Write out the material exactly. Do not include the pictures.
>> start Given information
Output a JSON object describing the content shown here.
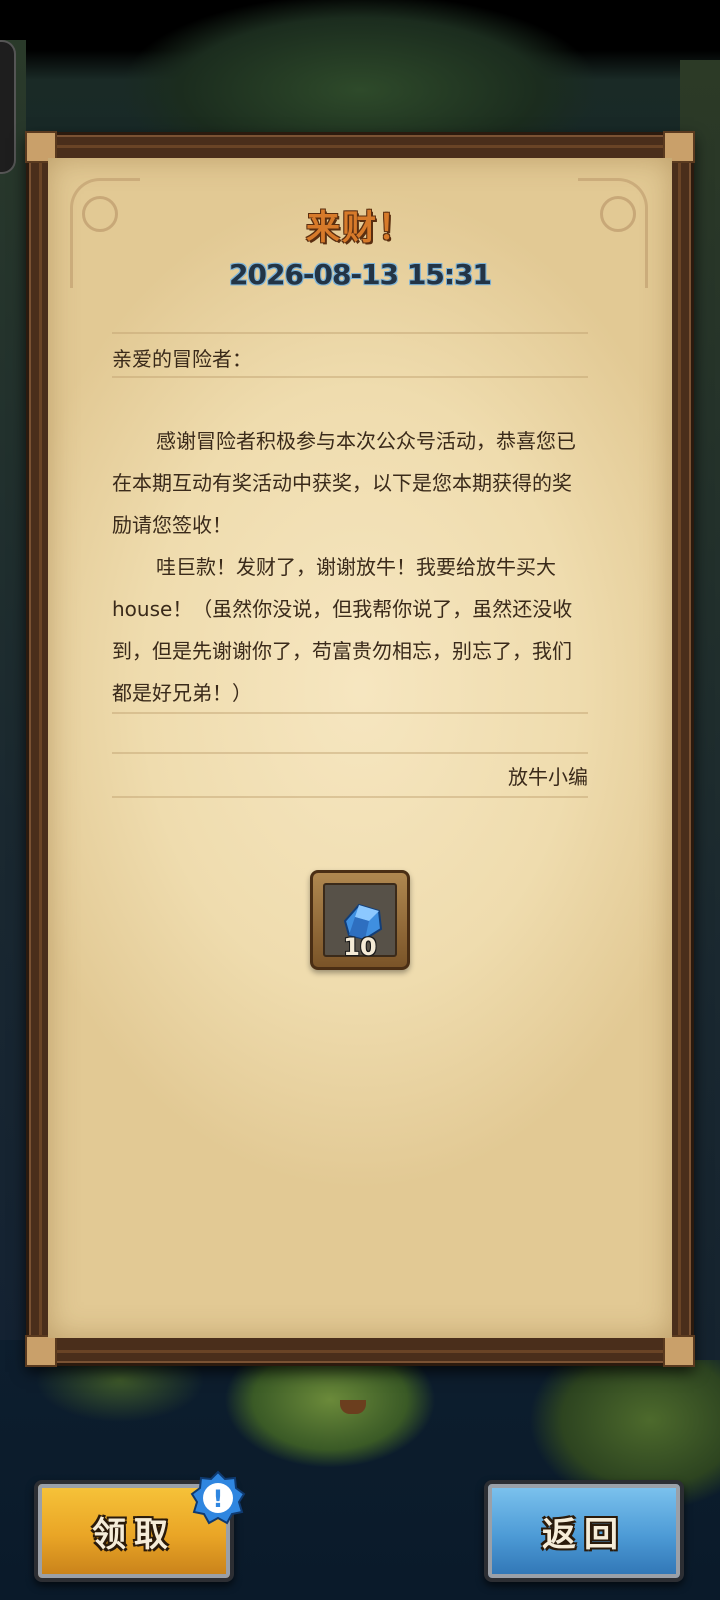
{
  "mail": {
    "title": "来财！",
    "date": "2026-08-13 15:31",
    "salutation": "亲爱的冒险者：",
    "paragraph_1": "感谢冒险者积极参与本次公众号活动，恭喜您已在本期互动有奖活动中获奖，以下是您本期获得的奖励请您签收！",
    "paragraph_2": "哇巨款！发财了，谢谢放牛！我要给放牛买大house！（虽然你没说，但我帮你说了，虽然还没收到，但是先谢谢你了，苟富贵勿相忘，别忘了，我们都是好兄弟！）",
    "signature": "放牛小编"
  },
  "reward": {
    "icon": "blue-crystal-icon",
    "count": "10",
    "color": "#3f8fe0"
  },
  "buttons": {
    "claim_label": "领取",
    "claim_badge": "!",
    "back_label": "返回"
  },
  "colors": {
    "title": "#d77a2a",
    "claim_button": "#e9a526",
    "back_button": "#4d9bd6",
    "badge": "#2f86e0"
  }
}
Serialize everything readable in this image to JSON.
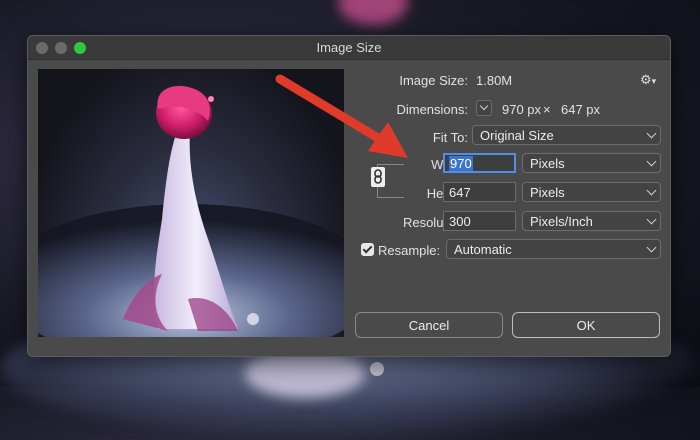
{
  "dialog": {
    "title": "Image Size"
  },
  "image_size": {
    "label": "Image Size:",
    "value": "1.80M"
  },
  "dimensions": {
    "label": "Dimensions:",
    "width": "970 px",
    "times": "×",
    "height": "647 px"
  },
  "fit_to": {
    "label": "Fit To:",
    "value": "Original Size"
  },
  "width": {
    "label": "Width:",
    "value": "970",
    "unit": "Pixels"
  },
  "height": {
    "label": "Height:",
    "value": "647",
    "unit": "Pixels"
  },
  "resolution": {
    "label": "Resolution:",
    "value": "300",
    "unit": "Pixels/Inch"
  },
  "resample": {
    "label": "Resample:",
    "value": "Automatic",
    "checked": true
  },
  "buttons": {
    "cancel": "Cancel",
    "ok": "OK"
  },
  "colors": {
    "annotation_arrow": "#e03a2a",
    "focus": "#4f8ee8",
    "zoom_button": "#2fc840"
  },
  "icons": [
    "gear-icon",
    "chain-link-icon",
    "chevron-down-icon",
    "checkbox-checked-icon"
  ]
}
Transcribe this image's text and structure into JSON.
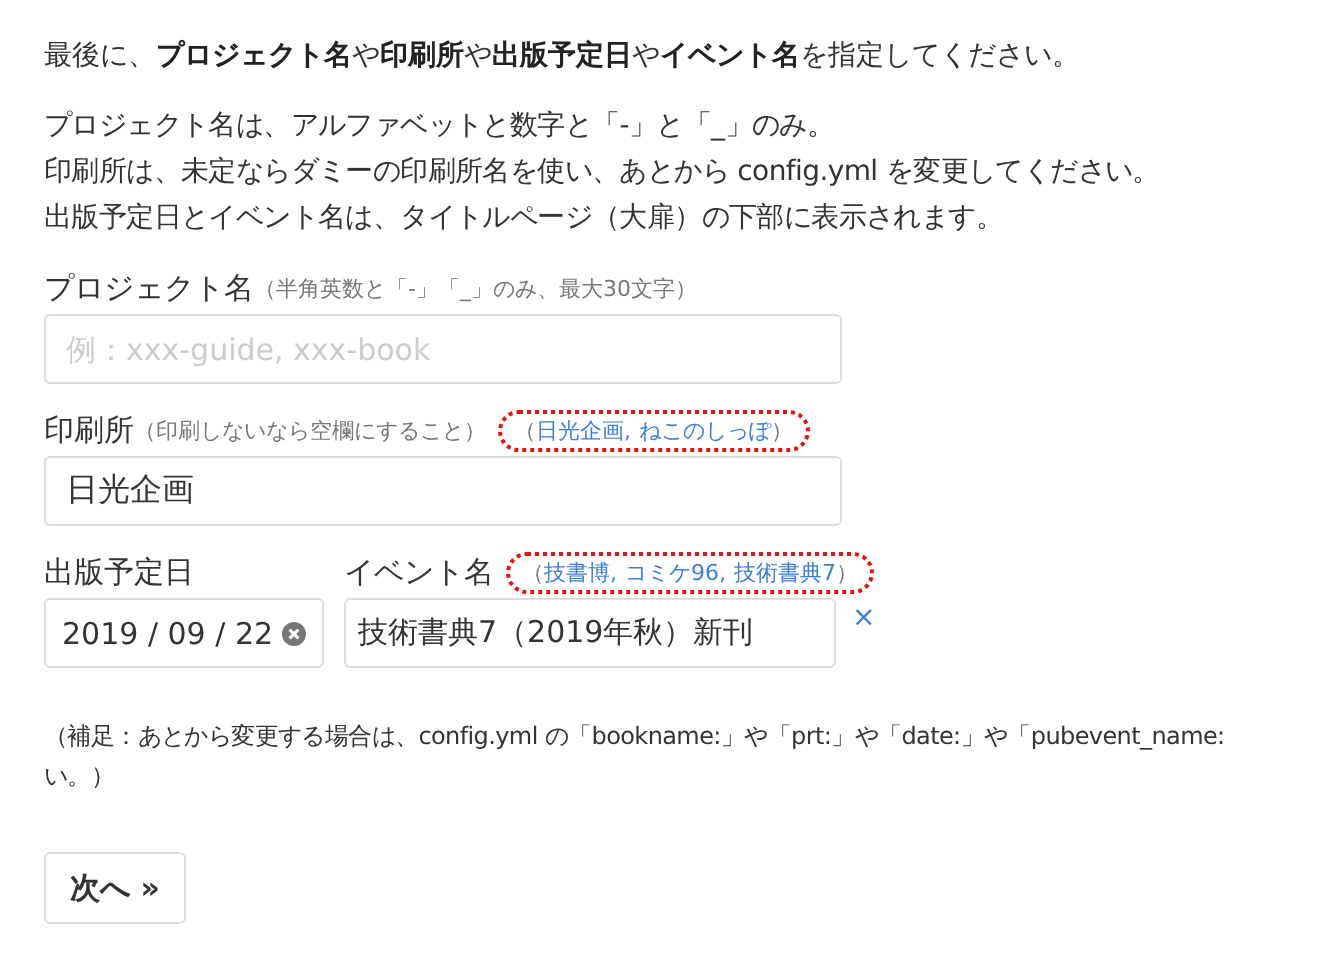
{
  "intro": "最後に、**プロジェクト名**や**印刷所**や**出版予定日**や**イベント名**を指定してください。",
  "notes": [
    "プロジェクト名は、アルファベットと数字と「-」と「_」のみ。",
    "印刷所は、未定ならダミーの印刷所名を使い、あとから config.yml を変更してください。",
    "出版予定日とイベント名は、タイトルページ（大扉）の下部に表示されます。"
  ],
  "project": {
    "label": "プロジェクト名",
    "hint": "（半角英数と「-」「_」のみ、最大30文字）",
    "placeholder": "例：xxx-guide, xxx-book"
  },
  "printer": {
    "label": "印刷所",
    "hint": "（印刷しないなら空欄にすること）",
    "value": "日光企画",
    "suggest_open": "（",
    "suggestions": [
      "日光企画",
      "ねこのしっぽ"
    ],
    "suggest_separator": ",",
    "suggest_close": "）",
    "highlighted": true
  },
  "date": {
    "label": "出版予定日",
    "value": "2019 / 09 / 22"
  },
  "event": {
    "label": "イベント名",
    "value": "技術書典7（2019年秋）新刊",
    "suggest_open": "（",
    "suggestions": [
      "技書博",
      "コミケ96",
      "技術書典7"
    ],
    "suggest_separator": ",",
    "suggest_close": "）",
    "highlighted": true,
    "clear": "×"
  },
  "footnote": [
    "（補足：あとから変更する場合は、config.yml の「bookname:」や「prt:」や「date:」や「pubevent_name:",
    "い。）"
  ],
  "next_button": "次へ »"
}
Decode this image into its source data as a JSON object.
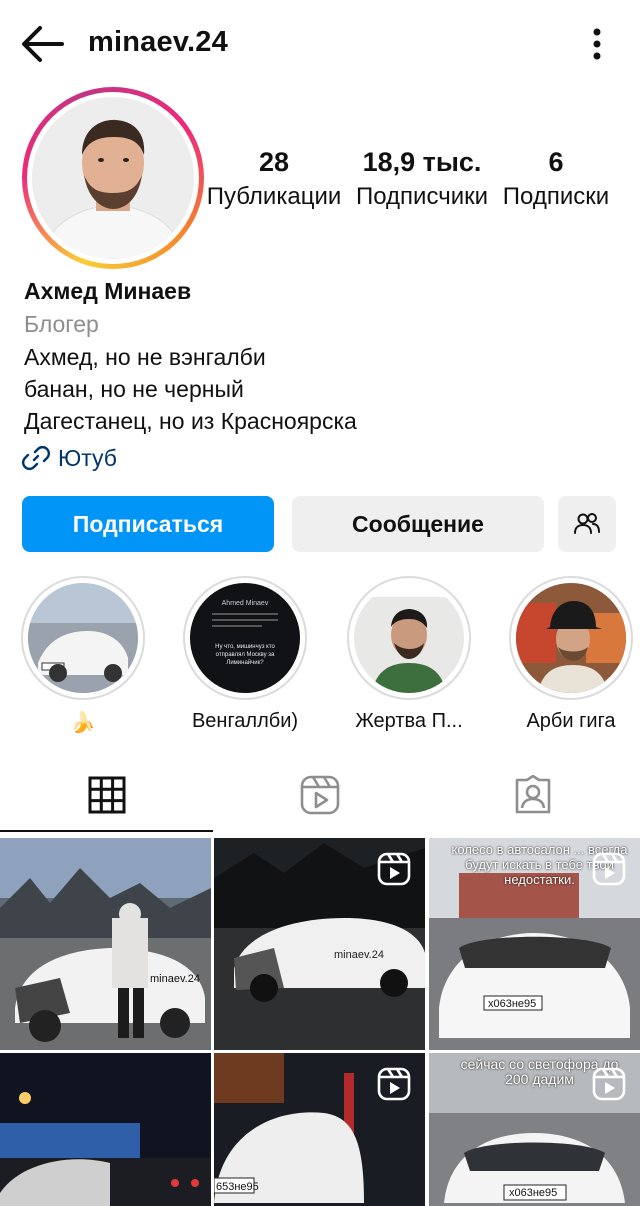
>> end Given information
◆ **Exercise solution**
Output a JSON object describing the content shown here.
{
  "mail": {
    "title": "来财！",
    "date": "2026-08-13 15:31",
    "salutation": "亲爱的冒险者：",
    "paragraph_1": "感谢冒险者积极参与本次公众号活动，恭喜您已在本期互动有奖活动中获奖，以下是您本期获得的奖励请您签收！",
    "paragraph_2": "哇巨款！发财了，谢谢放牛！我要给放牛买大house！（虽然你没说，但我帮你说了，虽然还没收到，但是先谢谢你了，苟富贵勿相忘，别忘了，我们都是好兄弟！）",
    "signature": "放牛小编"
  },
  "reward": {
    "icon": "blue-crystal-icon",
    "count": "10",
    "color": "#3f8fe0"
  },
  "buttons": {
    "claim_label": "领取",
    "claim_badge": "!",
    "back_label": "返回"
  },
  "colors": {
    "title": "#d77a2a",
    "claim_button": "#e9a526",
    "back_button": "#4d9bd6",
    "badge": "#2f86e0"
  }
}
Serialize everything readable in this image to JSON.
{
  "dialog": {
    "title": "Image Size"
  },
  "image_size": {
    "label": "Image Size:",
    "value": "1.80M"
  },
  "dimensions": {
    "label": "Dimensions:",
    "width": "970 px",
    "times": "×",
    "height": "647 px"
  },
  "fit_to": {
    "label": "Fit To:",
    "value": "Original Size"
  },
  "width": {
    "label": "Width:",
    "value": "970",
    "unit": "Pixels"
  },
  "height": {
    "label": "Height:",
    "value": "647",
    "unit": "Pixels"
  },
  "resolution": {
    "label": "Resolution:",
    "value": "300",
    "unit": "Pixels/Inch"
  },
  "resample": {
    "label": "Resample:",
    "value": "Automatic",
    "checked": true
  },
  "buttons": {
    "cancel": "Cancel",
    "ok": "OK"
  },
  "colors": {
    "annotation_arrow": "#e03a2a",
    "focus": "#4f8ee8",
    "zoom_button": "#2fc840"
  },
  "icons": [
    "gear-icon",
    "chain-link-icon",
    "chevron-down-icon",
    "checkbox-checked-icon"
  ]
}
Transcribe this image's text and structure into JSON.
{
  "intro": "最後に、**プロジェクト名**や**印刷所**や**出版予定日**や**イベント名**を指定してください。",
  "notes": [
    "プロジェクト名は、アルファベットと数字と「-」と「_」のみ。",
    "印刷所は、未定ならダミーの印刷所名を使い、あとから config.yml を変更してください。",
    "出版予定日とイベント名は、タイトルページ（大扉）の下部に表示されます。"
  ],
  "project": {
    "label": "プロジェクト名",
    "hint": "（半角英数と「-」「_」のみ、最大30文字）",
    "placeholder": "例：xxx-guide, xxx-book"
  },
  "printer": {
    "label": "印刷所",
    "hint": "（印刷しないなら空欄にすること）",
    "value": "日光企画",
    "suggest_open": "（",
    "suggestions": [
      "日光企画",
      "ねこのしっぽ"
    ],
    "suggest_separator": ",",
    "suggest_close": "）",
    "highlighted": true
  },
  "date": {
    "label": "出版予定日",
    "value": "2019 / 09 / 22"
  },
  "event": {
    "label": "イベント名",
    "value": "技術書典7（2019年秋）新刊",
    "suggest_open": "（",
    "suggestions": [
      "技書博",
      "コミケ96",
      "技術書典7"
    ],
    "suggest_separator": ",",
    "suggest_close": "）",
    "highlighted": true,
    "clear": "×"
  },
  "footnote": [
    "（補足：あとから変更する場合は、config.yml の「bookname:」や「prt:」や「date:」や「pubevent_name:",
    "い。）"
  ],
  "next_button": "次へ »"
}
Decode this image into its source data as a JSON object.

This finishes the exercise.